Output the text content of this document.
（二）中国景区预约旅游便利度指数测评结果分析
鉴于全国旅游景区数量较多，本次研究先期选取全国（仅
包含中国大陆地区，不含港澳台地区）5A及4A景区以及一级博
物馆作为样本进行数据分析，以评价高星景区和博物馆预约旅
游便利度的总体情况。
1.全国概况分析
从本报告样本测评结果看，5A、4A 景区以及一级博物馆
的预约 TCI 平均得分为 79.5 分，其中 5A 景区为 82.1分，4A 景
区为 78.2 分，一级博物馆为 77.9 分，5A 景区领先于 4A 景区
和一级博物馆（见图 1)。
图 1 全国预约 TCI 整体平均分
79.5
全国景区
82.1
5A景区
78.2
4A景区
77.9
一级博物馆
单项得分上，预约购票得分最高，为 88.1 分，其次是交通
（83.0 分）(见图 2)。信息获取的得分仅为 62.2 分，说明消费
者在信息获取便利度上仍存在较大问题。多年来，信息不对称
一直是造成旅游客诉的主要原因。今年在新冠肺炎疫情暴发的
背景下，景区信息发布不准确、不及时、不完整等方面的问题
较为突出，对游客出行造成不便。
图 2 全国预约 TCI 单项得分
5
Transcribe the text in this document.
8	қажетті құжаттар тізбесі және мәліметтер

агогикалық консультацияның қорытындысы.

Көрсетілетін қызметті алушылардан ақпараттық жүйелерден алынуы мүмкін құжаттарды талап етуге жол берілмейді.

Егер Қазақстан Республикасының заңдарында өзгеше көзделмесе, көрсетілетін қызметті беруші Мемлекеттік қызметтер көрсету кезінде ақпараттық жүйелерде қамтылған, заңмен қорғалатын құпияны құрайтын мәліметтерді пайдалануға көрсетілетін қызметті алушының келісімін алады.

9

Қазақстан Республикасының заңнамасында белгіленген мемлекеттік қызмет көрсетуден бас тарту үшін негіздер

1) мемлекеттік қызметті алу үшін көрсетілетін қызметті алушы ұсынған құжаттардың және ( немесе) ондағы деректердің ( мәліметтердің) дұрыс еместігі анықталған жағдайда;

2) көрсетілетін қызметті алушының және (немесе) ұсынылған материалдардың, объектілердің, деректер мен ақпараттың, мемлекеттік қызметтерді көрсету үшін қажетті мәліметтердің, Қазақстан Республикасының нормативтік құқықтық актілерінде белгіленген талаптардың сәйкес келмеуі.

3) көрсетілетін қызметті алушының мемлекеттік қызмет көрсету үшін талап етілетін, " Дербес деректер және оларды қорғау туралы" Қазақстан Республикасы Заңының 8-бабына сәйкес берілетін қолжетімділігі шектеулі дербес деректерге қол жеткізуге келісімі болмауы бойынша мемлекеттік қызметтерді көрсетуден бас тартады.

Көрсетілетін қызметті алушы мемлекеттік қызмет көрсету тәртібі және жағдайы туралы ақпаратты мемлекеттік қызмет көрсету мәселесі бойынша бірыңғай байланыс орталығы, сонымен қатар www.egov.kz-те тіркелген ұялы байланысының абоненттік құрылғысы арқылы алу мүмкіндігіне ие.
+++
## Goal of the exercise
Reproduce every line from the entries that holds the word "this".

## Output of the exercise
Output the text content of this document.
Transcribe the text in this document.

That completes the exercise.